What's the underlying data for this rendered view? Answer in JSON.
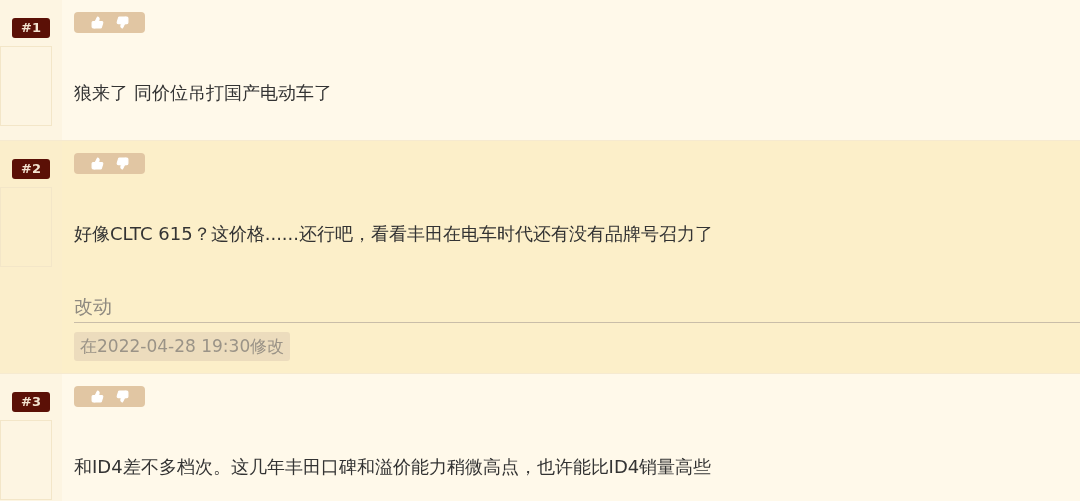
{
  "posts": [
    {
      "floor": "#1",
      "text": "狼来了 同价位吊打国产电动车了",
      "highlighted": false
    },
    {
      "floor": "#2",
      "text": "好像CLTC 615？这价格......还行吧，看看丰田在电车时代还有没有品牌号召力了",
      "highlighted": true,
      "edit": {
        "label": "改动",
        "note": "在2022-04-28 19:30修改"
      }
    },
    {
      "floor": "#3",
      "text": "和ID4差不多档次。这几年丰田口碑和溢价能力稍微高点，也许能比ID4销量高些",
      "highlighted": false
    }
  ]
}
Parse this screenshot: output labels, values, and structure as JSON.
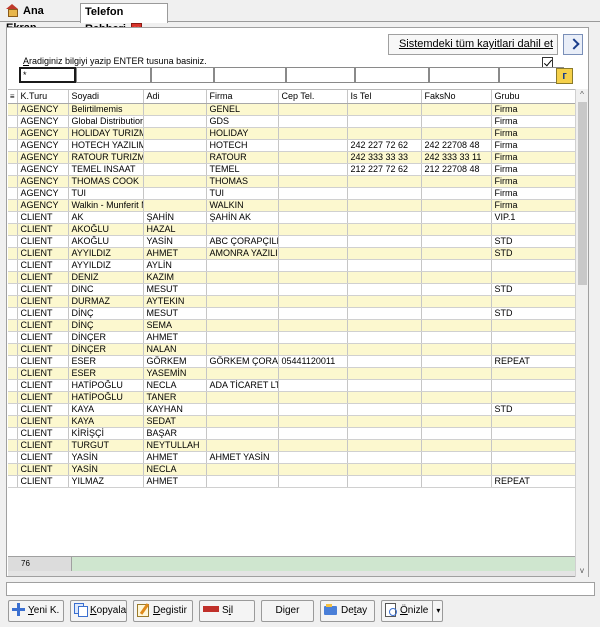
{
  "tabs": [
    {
      "label": "Ana Ekran",
      "icon": "home-icon"
    },
    {
      "label": "Telefon Rehberi",
      "icon": "close-icon",
      "active": true
    }
  ],
  "tab_close_glyph": "×",
  "include_all": {
    "label": "Sistemdeki tüm kayitlari dahil et",
    "checked": true
  },
  "hint": {
    "first_letter": "A",
    "rest": "radiginiz bilgiyi yazip ENTER tusuna basiniz."
  },
  "filters": [
    "*",
    "",
    "",
    "",
    "",
    "",
    "",
    ""
  ],
  "columns": [
    "K.Turu",
    "Soyadi",
    "Adi",
    "Firma",
    "Cep Tel.",
    "Is Tel",
    "FaksNo",
    "Grubu"
  ],
  "indicator_glyph": "≡",
  "rows": [
    [
      "AGENCY",
      "Belirtilmemis",
      "",
      "GENEL",
      "",
      "",
      "",
      "Firma"
    ],
    [
      "AGENCY",
      "Global Distribution",
      "",
      "GDS",
      "",
      "",
      "",
      "Firma"
    ],
    [
      "AGENCY",
      "HOLIDAY TURIZM",
      "",
      "HOLIDAY",
      "",
      "",
      "",
      "Firma"
    ],
    [
      "AGENCY",
      "HOTECH YAZILIM",
      "",
      "HOTECH",
      "",
      "242 227 72 62",
      "242 22708 48",
      "Firma"
    ],
    [
      "AGENCY",
      "RATOUR TURIZM",
      "",
      "RATOUR",
      "",
      "242 333 33 33",
      "242 333 33 11",
      "Firma"
    ],
    [
      "AGENCY",
      "TEMEL INSAAT",
      "",
      "TEMEL",
      "",
      "212 227 72 62",
      "212 22708 48",
      "Firma"
    ],
    [
      "AGENCY",
      "THOMAS COOK",
      "",
      "THOMAS",
      "",
      "",
      "",
      "Firma"
    ],
    [
      "AGENCY",
      "TUI",
      "",
      "TUI",
      "",
      "",
      "",
      "Firma"
    ],
    [
      "AGENCY",
      "Walkin - Munferit M",
      "",
      "WALKIN",
      "",
      "",
      "",
      "Firma"
    ],
    [
      "CLIENT",
      "AK",
      "ŞAHİN",
      "ŞAHİN AK",
      "",
      "",
      "",
      "VIP.1"
    ],
    [
      "CLIENT",
      "AKOĞLU",
      "HAZAL",
      "",
      "",
      "",
      "",
      ""
    ],
    [
      "CLIENT",
      "AKOĞLU",
      "YASİN",
      "ABC ÇORAPÇILII",
      "",
      "",
      "",
      "STD"
    ],
    [
      "CLIENT",
      "AYYILDIZ",
      "AHMET",
      "AMONRA YAZILIM",
      "",
      "",
      "",
      "STD"
    ],
    [
      "CLIENT",
      "AYYILDIZ",
      "AYLİN",
      "",
      "",
      "",
      "",
      ""
    ],
    [
      "CLIENT",
      "DENIZ",
      "KAZIM",
      "",
      "",
      "",
      "",
      ""
    ],
    [
      "CLIENT",
      "DINC",
      "MESUT",
      "",
      "",
      "",
      "",
      "STD"
    ],
    [
      "CLIENT",
      "DURMAZ",
      "AYTEKIN",
      "",
      "",
      "",
      "",
      ""
    ],
    [
      "CLIENT",
      "DİNÇ",
      "MESUT",
      "",
      "",
      "",
      "",
      "STD"
    ],
    [
      "CLIENT",
      "DİNÇ",
      "SEMA",
      "",
      "",
      "",
      "",
      ""
    ],
    [
      "CLIENT",
      "DİNÇER",
      "AHMET",
      "",
      "",
      "",
      "",
      ""
    ],
    [
      "CLIENT",
      "DİNÇER",
      "NALAN",
      "",
      "",
      "",
      "",
      ""
    ],
    [
      "CLIENT",
      "ESER",
      "GÖRKEM",
      "GÖRKEM ÇORAF",
      "05441120011",
      "",
      "",
      "REPEAT"
    ],
    [
      "CLIENT",
      "ESER",
      "YASEMİN",
      "",
      "",
      "",
      "",
      ""
    ],
    [
      "CLIENT",
      "HATİPOĞLU",
      "NECLA",
      "ADA TİCARET LT",
      "",
      "",
      "",
      ""
    ],
    [
      "CLIENT",
      "HATİPOĞLU",
      "TANER",
      "",
      "",
      "",
      "",
      ""
    ],
    [
      "CLIENT",
      "KAYA",
      "KAYHAN",
      "",
      "",
      "",
      "",
      "STD"
    ],
    [
      "CLIENT",
      "KAYA",
      "SEDAT",
      "",
      "",
      "",
      "",
      ""
    ],
    [
      "CLIENT",
      "KİRİŞÇİ",
      "BAŞAR",
      "",
      "",
      "",
      "",
      ""
    ],
    [
      "CLIENT",
      "TURGUT",
      "NEYTULLAH",
      "",
      "",
      "",
      "",
      ""
    ],
    [
      "CLIENT",
      "YASİN",
      "AHMET",
      "AHMET YASİN",
      "",
      "",
      "",
      ""
    ],
    [
      "CLIENT",
      "YASİN",
      "NECLA",
      "",
      "",
      "",
      "",
      ""
    ],
    [
      "CLIENT",
      "YILMAZ",
      "AHMET",
      "",
      "",
      "",
      "",
      "REPEAT"
    ]
  ],
  "record_count": "76",
  "colors": {
    "row_alt": "#fcf8cf",
    "footer": "#cfe6cf",
    "accent": "#1a3d8a"
  },
  "scroll_glyphs": {
    "up": "^",
    "down": "v"
  },
  "buttons": {
    "new": {
      "accel": "Y",
      "rest": "eni K."
    },
    "copy": {
      "accel": "K",
      "rest": "opyala"
    },
    "edit": {
      "accel": "D",
      "rest": "egistir"
    },
    "delete": {
      "pre": "S",
      "accel": "i",
      "rest": "l"
    },
    "other": {
      "label": "Diger"
    },
    "detail": {
      "pre": "De",
      "accel": "t",
      "rest": "ay"
    },
    "preview": {
      "accel": "Ö",
      "rest": "nizle",
      "dropdown": "▾"
    }
  }
}
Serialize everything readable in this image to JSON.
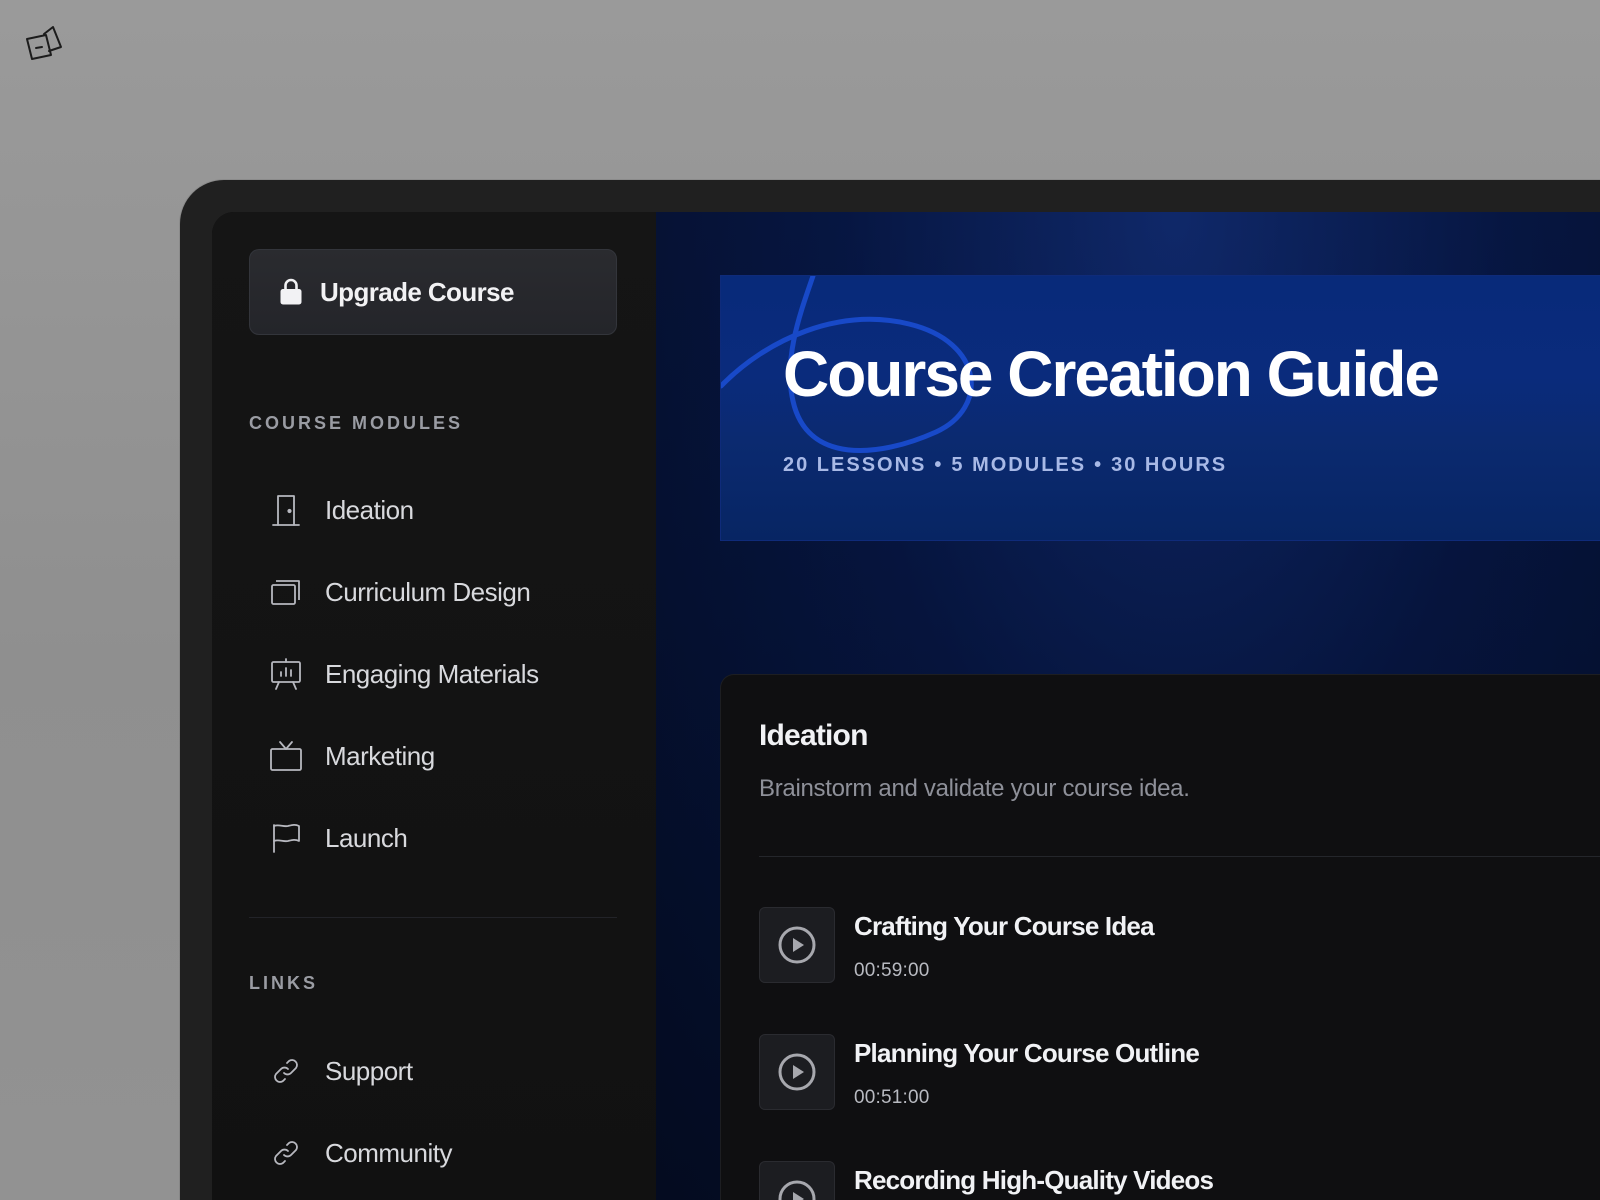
{
  "app": {
    "brand_icon": "logo-icon"
  },
  "sidebar": {
    "upgrade_button": {
      "label": "Upgrade Course",
      "icon": "lock-icon"
    },
    "modules_title": "COURSE MODULES",
    "modules": [
      {
        "label": "Ideation",
        "icon": "door-icon"
      },
      {
        "label": "Curriculum Design",
        "icon": "stack-icon"
      },
      {
        "label": "Engaging Materials",
        "icon": "presentation-icon"
      },
      {
        "label": "Marketing",
        "icon": "tv-icon"
      },
      {
        "label": "Launch",
        "icon": "flag-icon"
      }
    ],
    "links_title": "LINKS",
    "links": [
      {
        "label": "Support",
        "icon": "link-icon"
      },
      {
        "label": "Community",
        "icon": "link-icon"
      }
    ]
  },
  "hero": {
    "title": "Course Creation Guide",
    "meta": {
      "lessons": "20 LESSONS",
      "modules": "5 MODULES",
      "hours": "30 HOURS",
      "separator": "•"
    }
  },
  "module": {
    "title": "Ideation",
    "description": "Brainstorm and validate your course idea.",
    "lessons": [
      {
        "title": "Crafting Your Course Idea",
        "duration": "00:59:00",
        "icon": "play-icon"
      },
      {
        "title": "Planning Your Course Outline",
        "duration": "00:51:00",
        "icon": "play-icon"
      },
      {
        "title": "Recording High-Quality Videos",
        "duration": "",
        "icon": "play-icon"
      }
    ]
  },
  "colors": {
    "background": "#959595",
    "frame": "#202020",
    "sidebar": "#121212",
    "hero_blue": "#0a2b7c",
    "accent_stroke": "#1a49c9",
    "card": "#0f0f11",
    "text_primary": "#f1f2f5",
    "text_secondary": "#8e9099"
  }
}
####################
Using the material above, copy every line in which the string "duration" occurs.

TASK RESULT:
        "duration": "00:59:00",
        "duration": "00:51:00",
        "duration": "",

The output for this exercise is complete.